**GIVEN EXERCISE**
From the listing below, return each line that includes "ylabel".

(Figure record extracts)
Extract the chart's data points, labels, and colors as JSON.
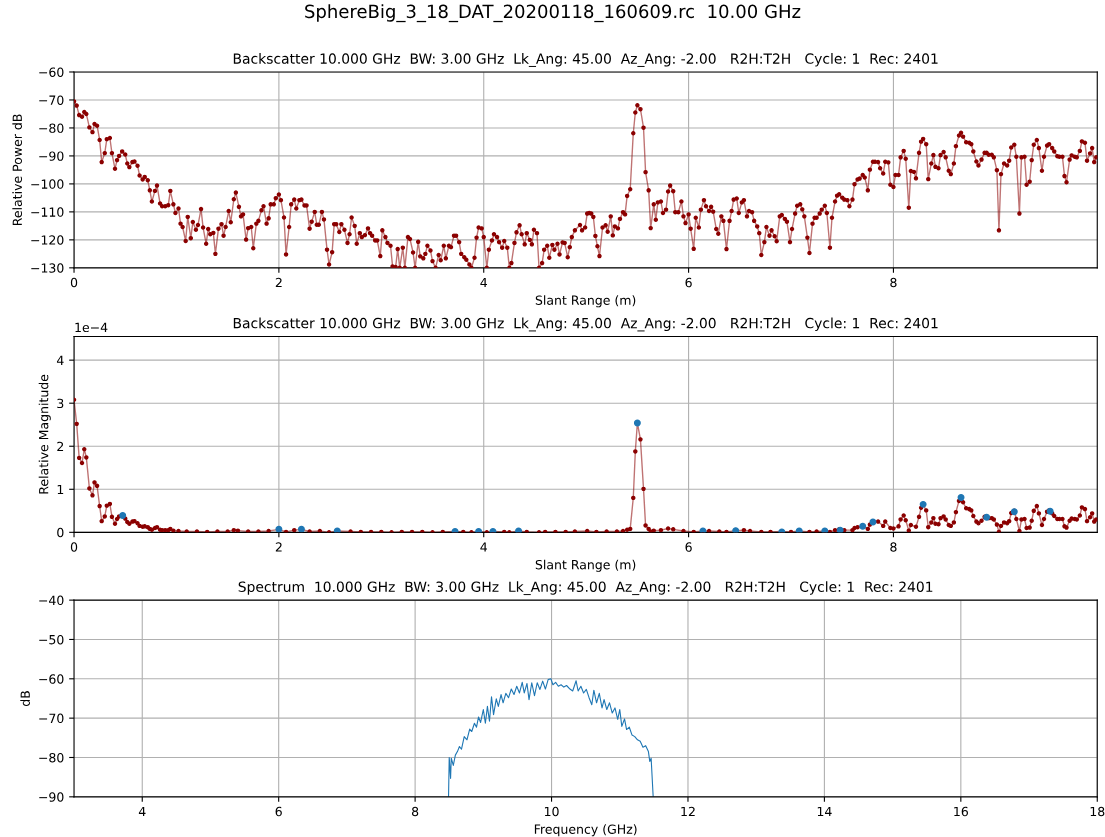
{
  "chart_data": [
    {
      "type": "line",
      "title": "Backscatter 10.000 GHz  BW: 3.00 GHz  Lk_Ang: 45.00  Az_Ang: -2.00   R2H:T2H   Cycle: 1  Rec: 2401",
      "xlabel": "Slant Range (m)",
      "ylabel": "Relative Power dB",
      "annotations": [
        "SphereBig_3_18_DAT_20200118_160609.rc  10.00 GHz"
      ],
      "xlim": [
        0,
        9.99
      ],
      "xticks": [
        0,
        2,
        4,
        6,
        8
      ],
      "ylim": [
        -130,
        -60
      ],
      "yticks": [
        -60,
        -70,
        -80,
        -90,
        -100,
        -110,
        -120,
        -130
      ],
      "grid": true,
      "marker": "circle",
      "line_style": "solid",
      "series": [
        {
          "color": "#8b0000",
          "x": [
            0,
            0.026,
            0.05,
            0.078,
            0.1,
            0.12,
            0.15,
            0.18,
            0.2,
            0.225,
            0.25,
            0.27,
            0.3,
            0.32,
            0.35,
            0.37,
            0.4,
            0.42,
            0.44,
            0.47,
            0.5,
            0.52,
            0.54,
            0.57,
            0.59,
            0.62,
            0.64,
            0.67,
            0.69,
            0.72,
            0.74,
            0.76,
            0.79,
            0.81,
            0.84,
            0.86,
            0.89,
            0.92,
            0.94,
            0.97,
            0.99,
            1.02,
            1.04,
            1.06,
            1.09,
            1.11,
            1.14,
            1.16,
            1.19,
            1.21,
            1.24,
            1.26,
            1.29,
            1.31,
            1.33,
            1.36,
            1.38,
            1.41,
            1.44,
            1.46,
            1.48,
            1.51,
            1.53,
            1.56,
            1.58,
            1.61,
            1.63,
            1.65,
            1.68,
            1.7,
            1.73,
            1.75,
            1.78,
            1.8,
            1.83,
            1.85,
            1.88,
            1.9,
            1.92,
            1.95,
            1.97,
            2.0,
            2.02,
            2.05,
            2.07,
            2.1,
            2.12,
            2.15,
            2.17,
            2.2,
            2.22,
            2.25,
            2.27,
            2.3,
            2.32,
            2.35,
            2.37,
            2.39,
            2.42,
            2.44,
            2.47,
            2.49,
            2.52,
            2.54,
            2.56,
            2.59,
            2.61,
            2.64,
            2.67,
            2.69,
            2.71,
            2.74,
            2.76,
            2.79,
            2.81,
            2.84,
            2.87,
            2.89,
            2.91,
            2.94,
            2.96,
            2.99,
            3.01,
            3.04,
            3.06,
            3.09,
            3.11,
            3.14,
            3.16,
            3.18,
            3.21,
            3.23,
            3.26,
            3.28,
            3.31,
            3.33,
            3.36,
            3.38,
            3.41,
            3.43,
            3.45,
            3.48,
            3.5,
            3.53,
            3.56,
            3.58,
            3.61,
            3.63,
            3.66,
            3.68,
            3.71,
            3.73,
            3.76,
            3.78,
            3.81,
            3.83,
            3.86,
            3.88,
            3.91,
            3.93,
            3.95,
            3.98,
            4.0,
            4.03,
            4.05,
            4.08,
            4.1,
            4.13,
            4.15,
            4.18,
            4.2,
            4.23,
            4.25,
            4.27,
            4.3,
            4.32,
            4.35,
            4.37,
            4.4,
            4.42,
            4.45,
            4.47,
            4.49,
            4.52,
            4.54,
            4.57,
            4.59,
            4.62,
            4.64,
            4.67,
            4.69,
            4.72,
            4.74,
            4.77,
            4.79,
            4.82,
            4.84,
            4.86,
            4.89,
            4.94,
            4.96,
            4.99,
            5.01,
            5.03,
            5.05,
            5.07,
            5.09,
            5.11,
            5.13,
            5.16,
            5.19,
            5.21,
            5.24,
            5.26,
            5.28,
            5.31,
            5.33,
            5.36,
            5.38,
            5.4,
            5.43,
            5.46,
            5.48,
            5.5,
            5.53,
            5.56,
            5.58,
            5.61,
            5.63,
            5.66,
            5.68,
            5.7,
            5.73,
            5.75,
            5.78,
            5.8,
            5.82,
            5.85,
            5.87,
            5.9,
            5.93,
            5.95,
            5.97,
            6.0,
            6.02,
            6.05,
            6.07,
            6.1,
            6.12,
            6.15,
            6.17,
            6.2,
            6.22,
            6.24,
            6.27,
            6.29,
            6.32,
            6.34,
            6.37,
            6.4,
            6.42,
            6.44,
            6.47,
            6.49,
            6.52,
            6.54,
            6.57,
            6.59,
            6.62,
            6.64,
            6.67,
            6.69,
            6.71,
            6.74,
            6.76,
            6.79,
            6.81,
            6.84,
            6.86,
            6.89,
            6.91,
            6.94,
            6.96,
            6.99,
            7.01,
            7.04,
            7.06,
            7.09,
            7.11,
            7.13,
            7.16,
            7.18,
            7.21,
            7.23,
            7.25,
            7.28,
            7.3,
            7.33,
            7.35,
            7.38,
            7.4,
            7.43,
            7.45,
            7.47,
            7.5,
            7.52,
            7.55,
            7.57,
            7.6,
            7.62,
            7.65,
            7.67,
            7.7,
            7.72,
            7.75,
            7.77,
            7.8,
            7.82,
            7.85,
            7.87,
            7.9,
            7.92,
            7.95,
            7.97,
            8.0,
            8.02,
            8.05,
            8.07,
            8.1,
            8.12,
            8.15,
            8.17,
            8.2,
            8.22,
            8.25,
            8.27,
            8.29,
            8.32,
            8.34,
            8.37,
            8.39,
            8.41,
            8.44,
            8.46,
            8.49,
            8.51,
            8.54,
            8.56,
            8.59,
            8.61,
            8.64,
            8.66,
            8.68,
            8.71,
            8.74,
            8.76,
            8.78,
            8.81,
            8.83,
            8.86,
            8.89,
            8.91,
            8.93,
            8.96,
            8.98,
            9.01,
            9.03,
            9.05,
            9.08,
            9.11,
            9.13,
            9.15,
            9.18,
            9.2,
            9.23,
            9.25,
            9.28,
            9.3,
            9.33,
            9.35,
            9.37,
            9.4,
            9.42,
            9.45,
            9.47,
            9.5,
            9.52,
            9.55,
            9.57,
            9.6,
            9.62,
            9.65,
            9.67,
            9.69,
            9.72,
            9.74,
            9.77,
            9.79,
            9.82,
            9.84,
            9.87,
            9.89,
            9.92,
            9.94,
            9.96,
            9.98
          ],
          "values": [
            -70.5,
            -72,
            -75.4,
            -76,
            -74.3,
            -75,
            -79.8,
            -81.5,
            -78.6,
            -79.2,
            -84.3,
            -92.2,
            -89,
            -84,
            -83.6,
            -89,
            -94.6,
            -91.5,
            -90,
            -88.4,
            -89.5,
            -92.7,
            -94,
            -92.2,
            -92,
            -93.5,
            -97,
            -98.4,
            -97.5,
            -98.7,
            -102.3,
            -106.3,
            -102.5,
            -100.6,
            -107,
            -108,
            -108,
            -107.6,
            -102.5,
            -107.3,
            -110.4,
            -108.8,
            -114.2,
            -115.4,
            -120.4,
            -111.8,
            -119.4,
            -113.6,
            -116.4,
            -114.7,
            -109,
            -115.6,
            -121.4,
            -116.1,
            -118,
            -117.5,
            -125,
            -116,
            -114.4,
            -118.5,
            -115.4,
            -109.7,
            -113.7,
            -105.5,
            -103.1,
            -108.2,
            -111.6,
            -110.9,
            -119.9,
            -115.8,
            -115.4,
            -123,
            -114.2,
            -113.2,
            -109.4,
            -108,
            -114.2,
            -112.3,
            -107.3,
            -107.3,
            -105.1,
            -103.8,
            -105.8,
            -112,
            -125.2,
            -115.4,
            -107.3,
            -105.6,
            -108.8,
            -105.8,
            -105.6,
            -107.7,
            -107.7,
            -116,
            -113.5,
            -110,
            -114.6,
            -114.6,
            -110,
            -112.7,
            -123.5,
            -128.8,
            -124.4,
            -114.4,
            -114.4,
            -117.2,
            -114.4,
            -116.4,
            -121.1,
            -118,
            -112,
            -115,
            -121.4,
            -117.6,
            -119,
            -118.3,
            -115.9,
            -117.6,
            -118.5,
            -120.2,
            -120.2,
            -125.8,
            -116.6,
            -119,
            -121.1,
            -122.1,
            -129.5,
            -129.7,
            -123.3,
            -130,
            -122.8,
            -130,
            -119,
            -119.7,
            -124.5,
            -130,
            -120.7,
            -125.9,
            -126.6,
            -125,
            -122.1,
            -123.8,
            -127.6,
            -130,
            -125.4,
            -127.3,
            -122.1,
            -126.6,
            -122.1,
            -122.6,
            -118.5,
            -118.5,
            -120.8,
            -125,
            -126.2,
            -127.1,
            -128.8,
            -130,
            -126.4,
            -119.2,
            -115.6,
            -115.9,
            -119,
            -130,
            -123.5,
            -120.2,
            -118,
            -119,
            -120.8,
            -122.8,
            -120.4,
            -122.8,
            -130,
            -128.3,
            -121.1,
            -117.3,
            -114.8,
            -118,
            -121.6,
            -117.6,
            -120,
            -121.6,
            -116.4,
            -117.6,
            -130,
            -128.3,
            -123.5,
            -122.1,
            -126.4,
            -121.8,
            -123.5,
            -121.4,
            -125.2,
            -120.9,
            -121.1,
            -126.2,
            -122.6,
            -119,
            -116.6,
            -114.7,
            -116.6,
            -115.6,
            -110.6,
            -110.4,
            -110.6,
            -111.8,
            -118.6,
            -122.3,
            -125.8,
            -115.6,
            -114.8,
            -117.1,
            -111.6,
            -118.4,
            -115.2,
            -115.9,
            -112.5,
            -110.1,
            -110.9,
            -104.3,
            -101.9,
            -81.9,
            -74.5,
            -71.9,
            -73.3,
            -79.9,
            -95.8,
            -102.3,
            -115.8,
            -107.3,
            -112.8,
            -106.6,
            -106.3,
            -110.4,
            -109.2,
            -102.7,
            -100.6,
            -102.6,
            -110.1,
            -110.1,
            -106.3,
            -111.6,
            -114,
            -110.9,
            -116,
            -123.2,
            -112.1,
            -115.6,
            -109.2,
            -105.8,
            -108,
            -109.7,
            -108.2,
            -109.9,
            -116.1,
            -117.8,
            -111.6,
            -113.2,
            -123.3,
            -113.2,
            -109.7,
            -105.6,
            -105.2,
            -110.4,
            -106.6,
            -105.8,
            -111.6,
            -109.7,
            -110.1,
            -113.2,
            -115.2,
            -117.6,
            -125.4,
            -120.8,
            -115.4,
            -118.5,
            -116.6,
            -118.7,
            -120.5,
            -111.6,
            -111.1,
            -112.5,
            -113.5,
            -120.8,
            -116.1,
            -110.6,
            -107.8,
            -107.3,
            -109.1,
            -111.6,
            -119.2,
            -124.7,
            -114.2,
            -112.1,
            -112.1,
            -110.6,
            -109.2,
            -107.8,
            -110.4,
            -122.8,
            -112.1,
            -106.3,
            -104.2,
            -103.7,
            -104.9,
            -105.6,
            -105.8,
            -108,
            -105.6,
            -100.1,
            -98.4,
            -98.1,
            -96.8,
            -97.7,
            -102.3,
            -94.9,
            -92.1,
            -92.1,
            -92.2,
            -94.4,
            -96.3,
            -92.1,
            -92.3,
            -100.3,
            -101.1,
            -96.8,
            -96.8,
            -90.5,
            -88.2,
            -91,
            -108.5,
            -95.4,
            -95.7,
            -98,
            -88.9,
            -84.9,
            -83.9,
            -85.8,
            -98.3,
            -92.7,
            -89.7,
            -93.9,
            -94.4,
            -89.7,
            -88.6,
            -90.5,
            -95.3,
            -96.5,
            -92.7,
            -86.5,
            -82.7,
            -81.7,
            -83.1,
            -85.1,
            -85.3,
            -85.8,
            -88.4,
            -92,
            -93.4,
            -91.3,
            -88.9,
            -88.9,
            -89.6,
            -89.6,
            -90.5,
            -95.1,
            -116.6,
            -96.5,
            -92.7,
            -93.4,
            -91.7,
            -87,
            -86,
            -90.3,
            -110.6,
            -90.5,
            -90.3,
            -100.3,
            -99.2,
            -91.5,
            -86,
            -84.3,
            -87.2,
            -95.3,
            -90.3,
            -86.3,
            -85.8,
            -87.2,
            -88.4,
            -90.1,
            -90.3,
            -90.3,
            -97.2,
            -99.4,
            -91.3,
            -89.8,
            -90.3,
            -90.5,
            -88.2,
            -84.8,
            -85.3,
            -91.7,
            -89.1,
            -87.2,
            -92.2,
            -90.5
          ]
        }
      ]
    },
    {
      "type": "line",
      "title": "Backscatter 10.000 GHz  BW: 3.00 GHz  Lk_Ang: 45.00  Az_Ang: -2.00   R2H:T2H   Cycle: 1  Rec: 2401",
      "xlabel": "Slant Range (m)",
      "ylabel": "Relative Magnitude",
      "annotations": [
        "1e−4"
      ],
      "xlim": [
        0,
        9.99
      ],
      "xticks": [
        0,
        2,
        4,
        6,
        8
      ],
      "ylim": [
        0,
        4.55
      ],
      "yticks": [
        0,
        1,
        2,
        3,
        4
      ],
      "grid": true,
      "marker": "circle",
      "line_style": "solid",
      "series": [
        {
          "color": "#8b0000",
          "x": [
            0,
            0.026,
            0.05,
            0.078,
            0.1,
            0.12,
            0.15,
            0.18,
            0.2,
            0.225,
            0.25,
            0.27,
            0.3,
            0.32,
            0.35,
            0.37,
            0.4,
            0.42,
            0.44,
            0.47,
            0.5,
            0.52,
            0.54,
            0.57,
            0.59,
            0.62,
            0.64,
            0.67,
            0.69,
            0.72,
            0.74,
            0.76,
            0.79,
            0.81,
            0.84,
            0.86,
            0.89,
            0.92,
            0.94,
            0.97,
            1.02,
            1.1,
            1.2,
            1.3,
            1.4,
            1.5,
            1.56,
            1.6,
            1.7,
            1.8,
            1.9,
            2.0,
            2.07,
            2.15,
            2.22,
            2.3,
            2.4,
            2.49,
            2.57,
            2.7,
            2.8,
            2.9,
            3.0,
            3.1,
            3.2,
            3.3,
            3.4,
            3.5,
            3.6,
            3.72,
            3.8,
            3.88,
            3.95,
            4.03,
            4.09,
            4.2,
            4.25,
            4.34,
            4.42,
            4.54,
            4.6,
            4.7,
            4.8,
            4.89,
            5.01,
            5.1,
            5.2,
            5.3,
            5.36,
            5.4,
            5.43,
            5.46,
            5.48,
            5.5,
            5.53,
            5.56,
            5.58,
            5.61,
            5.63,
            5.66,
            5.73,
            5.8,
            5.85,
            5.95,
            6.05,
            6.14,
            6.2,
            6.3,
            6.37,
            6.46,
            6.54,
            6.6,
            6.71,
            6.8,
            6.91,
            7.0,
            7.08,
            7.18,
            7.25,
            7.33,
            7.38,
            7.43,
            7.47,
            7.52,
            7.6,
            7.62,
            7.65,
            7.7,
            7.75,
            7.77,
            7.8,
            7.85,
            7.9,
            7.92,
            7.97,
            8.0,
            8.05,
            8.07,
            8.1,
            8.12,
            8.15,
            8.17,
            8.22,
            8.25,
            8.27,
            8.29,
            8.32,
            8.34,
            8.37,
            8.39,
            8.41,
            8.44,
            8.46,
            8.49,
            8.51,
            8.54,
            8.56,
            8.59,
            8.61,
            8.64,
            8.66,
            8.68,
            8.71,
            8.74,
            8.76,
            8.78,
            8.81,
            8.83,
            8.86,
            8.89,
            8.91,
            8.93,
            8.96,
            8.98,
            9.01,
            9.03,
            9.05,
            9.08,
            9.11,
            9.13,
            9.15,
            9.18,
            9.2,
            9.23,
            9.25,
            9.28,
            9.3,
            9.33,
            9.35,
            9.37,
            9.4,
            9.42,
            9.45,
            9.47,
            9.5,
            9.52,
            9.55,
            9.57,
            9.6,
            9.62,
            9.65,
            9.67,
            9.69,
            9.72,
            9.74,
            9.77,
            9.79,
            9.82,
            9.84,
            9.87,
            9.89,
            9.92,
            9.94,
            9.96,
            9.98
          ],
          "values": [
            3.08,
            2.52,
            1.73,
            1.61,
            1.93,
            1.74,
            1.02,
            0.86,
            1.16,
            1.08,
            0.61,
            0.26,
            0.37,
            0.62,
            0.66,
            0.36,
            0.2,
            0.31,
            0.37,
            0.39,
            0.32,
            0.24,
            0.2,
            0.25,
            0.26,
            0.21,
            0.15,
            0.13,
            0.14,
            0.12,
            0.08,
            0.06,
            0.1,
            0.12,
            0.06,
            0.05,
            0.05,
            0.05,
            0.08,
            0.04,
            0.03,
            0.02,
            0.02,
            0.01,
            0.02,
            0.02,
            0.05,
            0.04,
            0.02,
            0.02,
            0.03,
            0.07,
            0.01,
            0.05,
            0.07,
            0.02,
            0.03,
            0.0,
            0.03,
            0.02,
            0.01,
            0.01,
            0.01,
            0.0,
            0.01,
            0.01,
            0.01,
            0.0,
            0.01,
            0.02,
            0.01,
            0.0,
            0.02,
            0.0,
            0.02,
            0.01,
            0.0,
            0.03,
            0.01,
            0.0,
            0.01,
            0.01,
            0.01,
            0.02,
            0.03,
            0.01,
            0.02,
            0.02,
            0.03,
            0.06,
            0.08,
            0.8,
            1.88,
            2.54,
            2.16,
            1.01,
            0.16,
            0.08,
            0.02,
            0.04,
            0.05,
            0.09,
            0.07,
            0.03,
            0.01,
            0.03,
            0.03,
            0.02,
            0.01,
            0.04,
            0.05,
            0.03,
            0.01,
            0.01,
            0.02,
            0.01,
            0.03,
            0.01,
            0.02,
            0.03,
            0.01,
            0.05,
            0.07,
            0.05,
            0.05,
            0.1,
            0.12,
            0.14,
            0.08,
            0.18,
            0.25,
            0.25,
            0.15,
            0.25,
            0.1,
            0.09,
            0.14,
            0.3,
            0.39,
            0.28,
            0.04,
            0.17,
            0.13,
            0.36,
            0.57,
            0.64,
            0.51,
            0.12,
            0.23,
            0.33,
            0.2,
            0.19,
            0.33,
            0.37,
            0.3,
            0.17,
            0.15,
            0.23,
            0.47,
            0.73,
            0.82,
            0.7,
            0.56,
            0.54,
            0.51,
            0.38,
            0.25,
            0.21,
            0.27,
            0.36,
            0.36,
            0.33,
            0.33,
            0.3,
            0.18,
            0.01,
            0.15,
            0.23,
            0.21,
            0.26,
            0.45,
            0.5,
            0.31,
            0.03,
            0.3,
            0.31,
            0.1,
            0.11,
            0.27,
            0.5,
            0.61,
            0.44,
            0.17,
            0.31,
            0.48,
            0.51,
            0.44,
            0.38,
            0.31,
            0.31,
            0.31,
            0.14,
            0.11,
            0.27,
            0.32,
            0.31,
            0.3,
            0.39,
            0.58,
            0.54,
            0.26,
            0.35,
            0.44,
            0.25,
            0.3
          ]
        },
        {
          "type": "scatter",
          "color": "#1f77b4",
          "x": [
            0.475,
            2.0,
            2.22,
            2.57,
            3.72,
            3.95,
            4.09,
            4.34,
            5.5,
            6.14,
            6.46,
            6.91,
            7.08,
            7.33,
            7.48,
            7.7,
            7.8,
            8.29,
            8.66,
            8.91,
            9.18,
            9.53
          ],
          "values": [
            0.39,
            0.07,
            0.07,
            0.03,
            0.02,
            0.02,
            0.02,
            0.03,
            2.54,
            0.03,
            0.04,
            0.01,
            0.03,
            0.03,
            0.05,
            0.14,
            0.24,
            0.65,
            0.81,
            0.35,
            0.48,
            0.49
          ]
        }
      ]
    },
    {
      "type": "line",
      "title": "Spectrum  10.000 GHz  BW: 3.00 GHz  Lk_Ang: 45.00  Az_Ang: -2.00   R2H:T2H   Cycle: 1  Rec: 2401",
      "xlabel": "Frequency (GHz)",
      "ylabel": "dB",
      "xlim": [
        3,
        18
      ],
      "xticks": [
        4,
        6,
        8,
        10,
        12,
        14,
        16,
        18
      ],
      "ylim": [
        -90,
        -40
      ],
      "yticks": [
        -40,
        -50,
        -60,
        -70,
        -80,
        -90
      ],
      "grid": true,
      "line_style": "solid",
      "series": [
        {
          "color": "#1f77b4",
          "x": [
            8.49,
            8.5,
            8.52,
            8.53,
            8.56,
            8.59,
            8.62,
            8.65,
            8.68,
            8.72,
            8.76,
            8.8,
            8.83,
            8.87,
            8.9,
            8.93,
            8.96,
            9.0,
            9.03,
            9.06,
            9.09,
            9.12,
            9.15,
            9.19,
            9.22,
            9.26,
            9.29,
            9.33,
            9.37,
            9.41,
            9.45,
            9.49,
            9.53,
            9.57,
            9.6,
            9.64,
            9.67,
            9.71,
            9.75,
            9.79,
            9.83,
            9.87,
            9.91,
            9.95,
            9.99,
            10.02,
            10.06,
            10.1,
            10.14,
            10.18,
            10.22,
            10.27,
            10.31,
            10.36,
            10.39,
            10.43,
            10.47,
            10.51,
            10.55,
            10.59,
            10.62,
            10.66,
            10.7,
            10.74,
            10.77,
            10.81,
            10.85,
            10.89,
            10.93,
            10.97,
            11.0,
            11.03,
            11.07,
            11.1,
            11.14,
            11.18,
            11.22,
            11.26,
            11.3,
            11.34,
            11.38,
            11.42,
            11.44,
            11.46,
            11.49
          ],
          "values": [
            -90,
            -80,
            -85.3,
            -80.2,
            -82,
            -79.4,
            -78.5,
            -77.2,
            -77.9,
            -74.7,
            -75.5,
            -72.8,
            -73.4,
            -71.3,
            -72.3,
            -69.7,
            -71.1,
            -67.8,
            -71.3,
            -67,
            -70.8,
            -64.6,
            -69.1,
            -65.1,
            -67,
            -64,
            -66.1,
            -63.7,
            -64.8,
            -62.6,
            -64,
            -61.9,
            -63.6,
            -60.9,
            -63.6,
            -61.2,
            -65.3,
            -61,
            -64.3,
            -61,
            -62.7,
            -60.6,
            -62.6,
            -60.2,
            -60,
            -61.5,
            -60.9,
            -61.9,
            -61.5,
            -62.1,
            -61.7,
            -62.6,
            -63.1,
            -60.5,
            -63.1,
            -61.9,
            -63.6,
            -62.7,
            -64.8,
            -66.6,
            -62.9,
            -66.1,
            -63.7,
            -67.4,
            -65.3,
            -67.8,
            -66.1,
            -68.7,
            -67.4,
            -70.3,
            -67.8,
            -72.1,
            -70.2,
            -72.9,
            -72.3,
            -74.3,
            -74.7,
            -75.5,
            -75.9,
            -77.4,
            -77,
            -78.5,
            -81,
            -80.2,
            -90
          ]
        }
      ]
    }
  ]
}
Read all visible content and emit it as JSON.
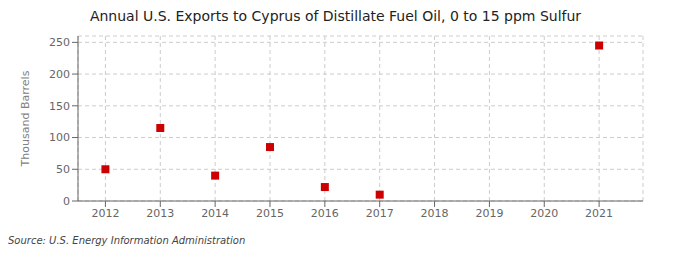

**RESPONSE TO THIS EXERCISE**
      "ylabel": "Relative Power dB",
      "ylabel": "Relative Magnitude",
      "ylabel": "dB",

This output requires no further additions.